-- Begin --

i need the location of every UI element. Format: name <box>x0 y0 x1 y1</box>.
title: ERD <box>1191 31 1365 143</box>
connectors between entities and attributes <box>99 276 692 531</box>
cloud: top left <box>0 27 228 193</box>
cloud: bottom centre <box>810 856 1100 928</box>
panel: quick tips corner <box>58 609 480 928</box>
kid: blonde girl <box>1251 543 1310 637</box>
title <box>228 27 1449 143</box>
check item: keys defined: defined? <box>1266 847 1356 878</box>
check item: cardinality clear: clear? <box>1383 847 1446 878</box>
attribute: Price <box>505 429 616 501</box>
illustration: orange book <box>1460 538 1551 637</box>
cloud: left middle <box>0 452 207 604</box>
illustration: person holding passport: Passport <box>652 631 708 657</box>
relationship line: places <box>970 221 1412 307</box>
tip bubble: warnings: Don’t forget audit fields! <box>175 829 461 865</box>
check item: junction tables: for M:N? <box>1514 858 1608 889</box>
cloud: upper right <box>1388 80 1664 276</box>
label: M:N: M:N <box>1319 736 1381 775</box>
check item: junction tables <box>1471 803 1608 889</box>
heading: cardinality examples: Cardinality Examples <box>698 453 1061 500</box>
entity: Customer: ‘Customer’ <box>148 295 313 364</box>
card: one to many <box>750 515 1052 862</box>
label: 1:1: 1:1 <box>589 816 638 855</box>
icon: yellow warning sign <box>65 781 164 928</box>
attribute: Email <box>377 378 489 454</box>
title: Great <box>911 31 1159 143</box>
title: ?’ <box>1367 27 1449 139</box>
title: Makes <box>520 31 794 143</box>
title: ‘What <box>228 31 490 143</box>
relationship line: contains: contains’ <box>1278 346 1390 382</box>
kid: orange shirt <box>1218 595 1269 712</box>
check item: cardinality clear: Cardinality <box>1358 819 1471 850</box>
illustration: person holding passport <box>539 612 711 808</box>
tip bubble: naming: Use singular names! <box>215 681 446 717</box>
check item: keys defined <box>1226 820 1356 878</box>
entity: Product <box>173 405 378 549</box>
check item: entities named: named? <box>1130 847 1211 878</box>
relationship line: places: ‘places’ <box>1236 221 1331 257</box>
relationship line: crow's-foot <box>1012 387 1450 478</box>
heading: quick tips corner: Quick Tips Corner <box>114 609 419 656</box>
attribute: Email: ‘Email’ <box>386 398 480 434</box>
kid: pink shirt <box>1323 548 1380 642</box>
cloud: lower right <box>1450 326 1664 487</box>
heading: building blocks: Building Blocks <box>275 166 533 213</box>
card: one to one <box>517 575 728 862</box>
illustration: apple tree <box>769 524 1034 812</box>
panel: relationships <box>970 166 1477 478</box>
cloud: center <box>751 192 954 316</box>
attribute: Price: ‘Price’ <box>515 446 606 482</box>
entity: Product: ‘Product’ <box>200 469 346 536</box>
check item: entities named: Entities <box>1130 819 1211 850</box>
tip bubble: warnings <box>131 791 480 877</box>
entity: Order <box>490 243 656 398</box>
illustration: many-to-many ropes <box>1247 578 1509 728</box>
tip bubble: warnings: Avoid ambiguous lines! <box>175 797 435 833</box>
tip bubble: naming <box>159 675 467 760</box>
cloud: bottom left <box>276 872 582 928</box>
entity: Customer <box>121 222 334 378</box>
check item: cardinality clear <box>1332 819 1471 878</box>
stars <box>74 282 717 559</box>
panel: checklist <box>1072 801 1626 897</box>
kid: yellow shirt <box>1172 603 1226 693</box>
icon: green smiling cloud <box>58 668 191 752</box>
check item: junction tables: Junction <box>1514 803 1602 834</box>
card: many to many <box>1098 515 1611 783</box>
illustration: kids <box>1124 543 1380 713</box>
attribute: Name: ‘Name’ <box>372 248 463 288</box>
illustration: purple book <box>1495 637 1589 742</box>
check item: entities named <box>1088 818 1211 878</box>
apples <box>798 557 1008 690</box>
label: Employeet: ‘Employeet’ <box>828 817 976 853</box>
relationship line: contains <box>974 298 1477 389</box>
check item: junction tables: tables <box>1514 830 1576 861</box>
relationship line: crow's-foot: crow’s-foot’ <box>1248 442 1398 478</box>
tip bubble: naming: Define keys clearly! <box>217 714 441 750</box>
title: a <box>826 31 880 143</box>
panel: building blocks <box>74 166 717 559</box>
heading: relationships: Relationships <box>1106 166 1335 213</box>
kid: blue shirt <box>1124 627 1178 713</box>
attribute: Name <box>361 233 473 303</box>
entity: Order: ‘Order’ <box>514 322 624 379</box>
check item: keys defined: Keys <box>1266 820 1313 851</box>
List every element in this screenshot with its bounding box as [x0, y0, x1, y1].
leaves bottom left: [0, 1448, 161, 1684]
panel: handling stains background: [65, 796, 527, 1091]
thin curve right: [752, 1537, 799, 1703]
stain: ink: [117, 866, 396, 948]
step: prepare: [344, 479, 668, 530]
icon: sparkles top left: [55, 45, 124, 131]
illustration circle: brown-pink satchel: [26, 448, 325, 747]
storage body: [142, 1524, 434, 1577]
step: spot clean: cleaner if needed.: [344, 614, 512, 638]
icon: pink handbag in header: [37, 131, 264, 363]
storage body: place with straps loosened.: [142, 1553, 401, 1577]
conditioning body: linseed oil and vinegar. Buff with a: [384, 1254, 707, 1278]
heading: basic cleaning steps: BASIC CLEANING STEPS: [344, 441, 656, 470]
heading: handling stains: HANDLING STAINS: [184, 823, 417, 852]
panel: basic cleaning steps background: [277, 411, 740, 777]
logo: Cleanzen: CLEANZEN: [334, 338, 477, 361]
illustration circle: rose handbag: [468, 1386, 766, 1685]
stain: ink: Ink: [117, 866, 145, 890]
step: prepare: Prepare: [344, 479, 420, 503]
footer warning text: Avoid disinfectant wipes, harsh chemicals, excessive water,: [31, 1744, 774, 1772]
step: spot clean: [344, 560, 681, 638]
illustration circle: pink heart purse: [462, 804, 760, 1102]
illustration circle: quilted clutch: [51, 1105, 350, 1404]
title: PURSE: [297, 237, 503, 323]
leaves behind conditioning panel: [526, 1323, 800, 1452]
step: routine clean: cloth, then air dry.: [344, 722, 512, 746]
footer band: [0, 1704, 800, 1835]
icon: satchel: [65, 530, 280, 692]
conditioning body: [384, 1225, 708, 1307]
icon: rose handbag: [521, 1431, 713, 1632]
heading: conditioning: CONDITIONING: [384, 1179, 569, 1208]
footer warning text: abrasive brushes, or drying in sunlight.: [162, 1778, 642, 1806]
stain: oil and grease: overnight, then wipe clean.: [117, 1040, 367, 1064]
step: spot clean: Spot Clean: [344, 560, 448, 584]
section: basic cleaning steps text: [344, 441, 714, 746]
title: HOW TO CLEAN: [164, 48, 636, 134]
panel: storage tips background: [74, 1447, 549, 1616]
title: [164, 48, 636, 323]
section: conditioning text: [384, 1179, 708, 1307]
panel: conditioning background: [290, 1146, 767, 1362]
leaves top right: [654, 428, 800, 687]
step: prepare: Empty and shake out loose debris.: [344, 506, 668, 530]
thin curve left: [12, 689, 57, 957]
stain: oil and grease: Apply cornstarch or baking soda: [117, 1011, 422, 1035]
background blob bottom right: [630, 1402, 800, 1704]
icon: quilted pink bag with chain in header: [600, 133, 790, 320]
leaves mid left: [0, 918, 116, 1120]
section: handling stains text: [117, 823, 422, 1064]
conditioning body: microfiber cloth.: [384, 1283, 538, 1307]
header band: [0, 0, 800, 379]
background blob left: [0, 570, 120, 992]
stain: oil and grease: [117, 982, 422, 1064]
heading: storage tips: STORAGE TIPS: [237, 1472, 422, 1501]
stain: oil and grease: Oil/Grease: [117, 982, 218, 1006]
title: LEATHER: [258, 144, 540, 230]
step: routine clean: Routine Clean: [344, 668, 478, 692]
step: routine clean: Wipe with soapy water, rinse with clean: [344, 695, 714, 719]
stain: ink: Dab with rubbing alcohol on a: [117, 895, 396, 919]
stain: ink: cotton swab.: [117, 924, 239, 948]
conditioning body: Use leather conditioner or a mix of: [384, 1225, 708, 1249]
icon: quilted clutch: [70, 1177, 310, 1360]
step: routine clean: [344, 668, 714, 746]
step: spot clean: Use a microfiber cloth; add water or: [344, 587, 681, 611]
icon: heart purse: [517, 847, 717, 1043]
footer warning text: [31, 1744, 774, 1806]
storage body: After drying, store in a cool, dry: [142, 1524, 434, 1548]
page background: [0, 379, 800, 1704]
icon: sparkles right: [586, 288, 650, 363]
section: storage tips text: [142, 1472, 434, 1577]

-- End --

Exercise objective » Reproduce the records above verbatim, from their first line down through the line containing "relationship line: contains: contains’", including that line.

Written answer »
i need the location of every UI element. Format: name <box>x0 y0 x1 y1</box>.
title: ERD <box>1191 31 1365 143</box>
connectors between entities and attributes <box>99 276 692 531</box>
cloud: top left <box>0 27 228 193</box>
cloud: bottom centre <box>810 856 1100 928</box>
panel: quick tips corner <box>58 609 480 928</box>
kid: blonde girl <box>1251 543 1310 637</box>
title <box>228 27 1449 143</box>
check item: keys defined: defined? <box>1266 847 1356 878</box>
check item: cardinality clear: clear? <box>1383 847 1446 878</box>
attribute: Price <box>505 429 616 501</box>
illustration: orange book <box>1460 538 1551 637</box>
cloud: left middle <box>0 452 207 604</box>
illustration: person holding passport: Passport <box>652 631 708 657</box>
relationship line: places <box>970 221 1412 307</box>
tip bubble: warnings: Don’t forget audit fields! <box>175 829 461 865</box>
check item: junction tables: for M:N? <box>1514 858 1608 889</box>
cloud: upper right <box>1388 80 1664 276</box>
label: M:N: M:N <box>1319 736 1381 775</box>
check item: junction tables <box>1471 803 1608 889</box>
heading: cardinality examples: Cardinality Examples <box>698 453 1061 500</box>
entity: Customer: ‘Customer’ <box>148 295 313 364</box>
card: one to many <box>750 515 1052 862</box>
label: 1:1: 1:1 <box>589 816 638 855</box>
icon: yellow warning sign <box>65 781 164 928</box>
attribute: Email <box>377 378 489 454</box>
title: Great <box>911 31 1159 143</box>
title: ?’ <box>1367 27 1449 139</box>
title: Makes <box>520 31 794 143</box>
title: ‘What <box>228 31 490 143</box>
relationship line: contains: contains’ <box>1278 346 1390 382</box>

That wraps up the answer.